__WHAT THIS TASK INVOLVES__
Every entry below must be repeated exactly; skip the pictures.

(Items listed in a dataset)
________________

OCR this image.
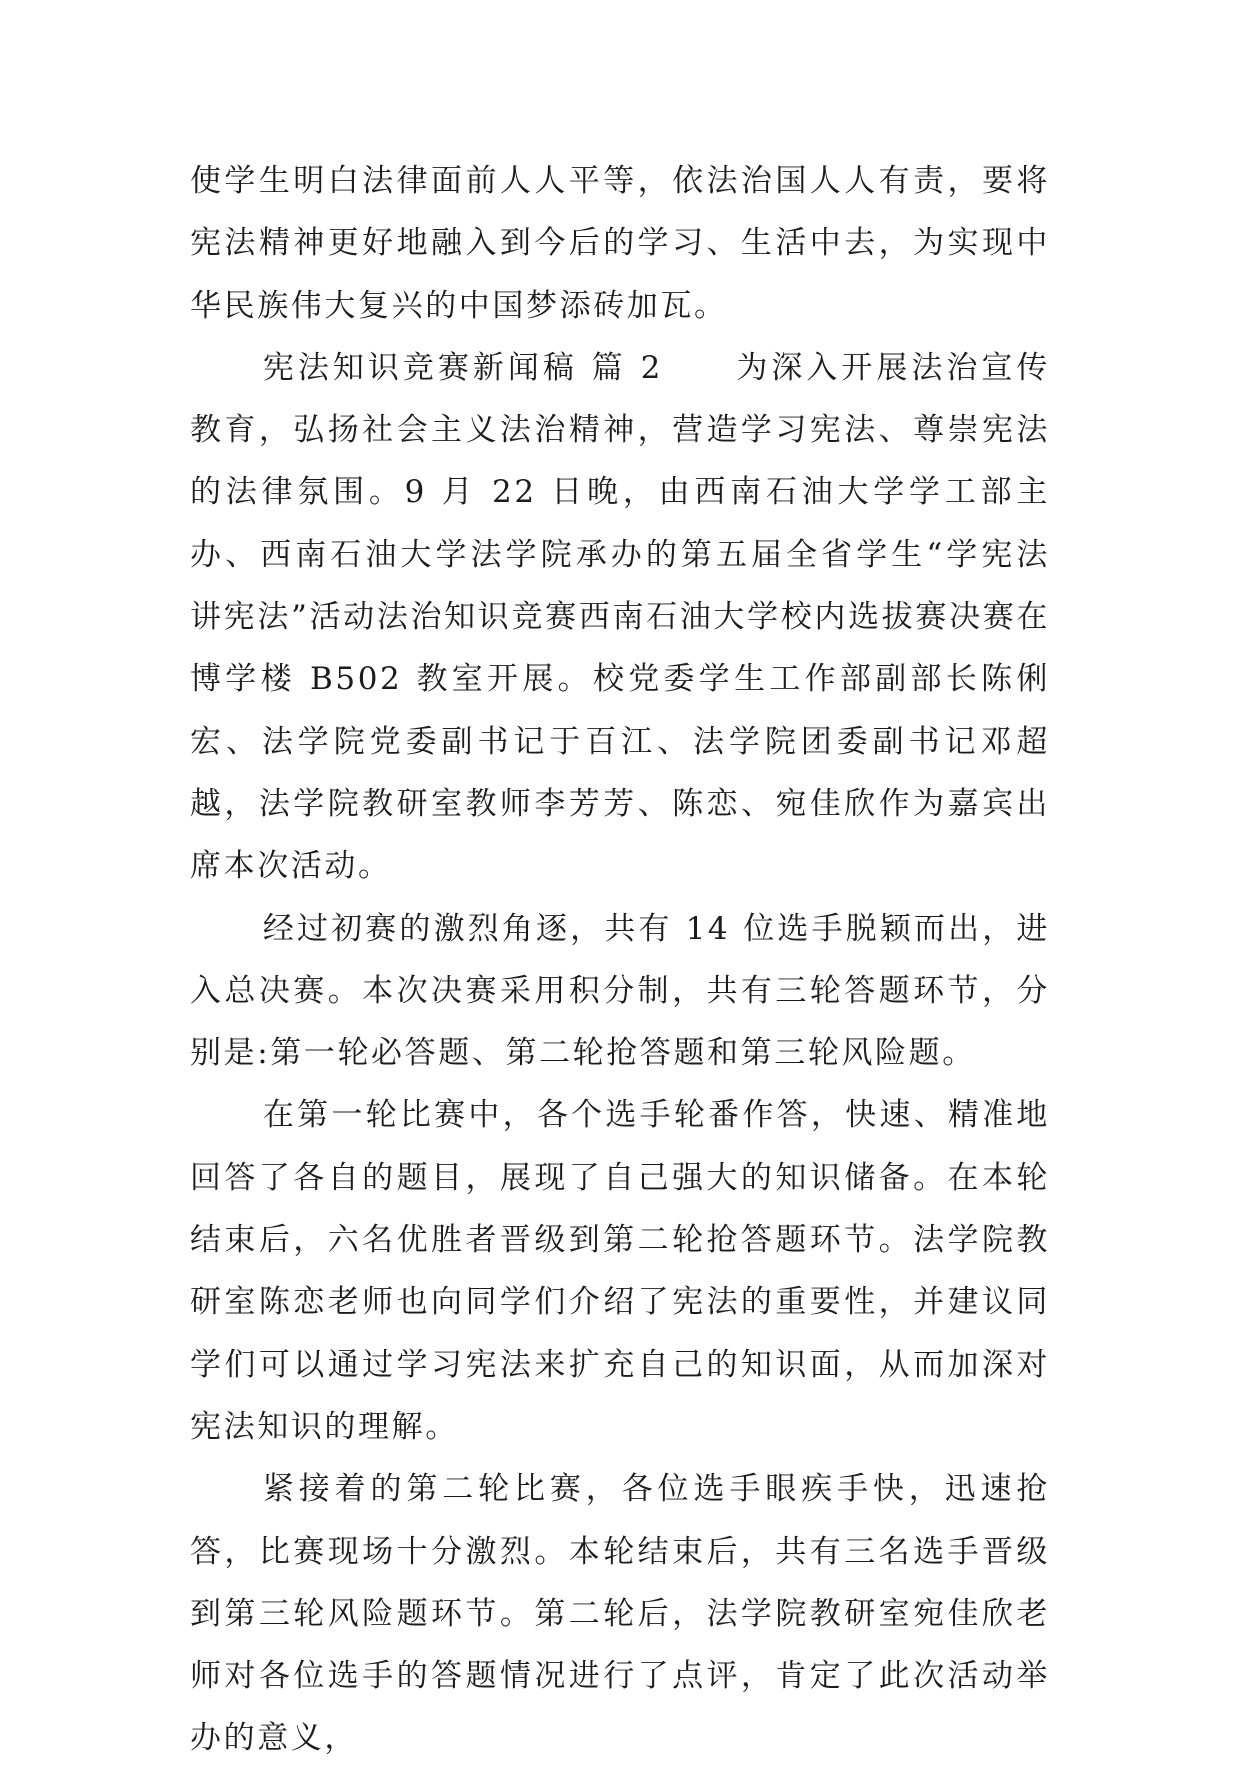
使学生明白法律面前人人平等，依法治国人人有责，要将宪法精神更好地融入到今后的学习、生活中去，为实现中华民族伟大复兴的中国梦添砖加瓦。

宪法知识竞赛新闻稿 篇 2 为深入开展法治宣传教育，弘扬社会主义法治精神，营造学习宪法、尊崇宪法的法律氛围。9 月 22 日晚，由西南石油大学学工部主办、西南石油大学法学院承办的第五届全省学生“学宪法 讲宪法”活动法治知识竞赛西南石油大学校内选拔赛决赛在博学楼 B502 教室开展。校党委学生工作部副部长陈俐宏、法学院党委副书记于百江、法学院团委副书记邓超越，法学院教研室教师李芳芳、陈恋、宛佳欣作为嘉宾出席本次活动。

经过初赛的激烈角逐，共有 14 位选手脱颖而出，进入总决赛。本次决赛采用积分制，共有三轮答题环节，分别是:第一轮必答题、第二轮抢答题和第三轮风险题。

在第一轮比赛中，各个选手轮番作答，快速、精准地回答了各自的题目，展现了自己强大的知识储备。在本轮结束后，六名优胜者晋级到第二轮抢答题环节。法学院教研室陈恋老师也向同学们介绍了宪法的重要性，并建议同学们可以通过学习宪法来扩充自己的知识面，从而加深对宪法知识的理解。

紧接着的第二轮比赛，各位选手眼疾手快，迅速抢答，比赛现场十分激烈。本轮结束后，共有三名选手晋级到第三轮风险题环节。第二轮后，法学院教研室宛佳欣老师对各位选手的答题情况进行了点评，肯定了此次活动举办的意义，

________________

__FINISHED ANSWER__
OCR this image.
使学生明白法律面前人人平等，依法治国人人有责，要将宪法精神更好地融入到今后的学习、生活中去，为实现中华民族伟大复兴的中国梦添砖加瓦。

宪法知识竞赛新闻稿 篇 2 为深入开展法治宣传教育，弘扬社会主义法治精神，营造学习宪法、尊崇宪法的法律氛围。9 月 22 日晚，由西南石油大学学工部主办、西南石油大学法学院承办的第五届全省学生“学宪法 讲宪法”活动法治知识竞赛西南石油大学校内选拔赛决赛在博学楼 B502 教室开展。校党委学生工作部副部长陈俐宏、法学院党委副书记于百江、法学院团委副书记邓超越，法学院教研室教师李芳芳、陈恋、宛佳欣作为嘉宾出席本次活动。

经过初赛的激烈角逐，共有 14 位选手脱颖而出，进入总决赛。本次决赛采用积分制，共有三轮答题环节，分别是:第一轮必答题、第二轮抢答题和第三轮风险题。

在第一轮比赛中，各个选手轮番作答，快速、精准地回答了各自的题目，展现了自己强大的知识储备。在本轮结束后，六名优胜者晋级到第二轮抢答题环节。法学院教研室陈恋老师也向同学们介绍了宪法的重要性，并建议同学们可以通过学习宪法来扩充自己的知识面，从而加深对宪法知识的理解。

紧接着的第二轮比赛，各位选手眼疾手快，迅速抢答，比赛现场十分激烈。本轮结束后，共有三名选手晋级到第三轮风险题环节。第二轮后，法学院教研室宛佳欣老师对各位选手的答题情况进行了点评，肯定了此次活动举办的意义，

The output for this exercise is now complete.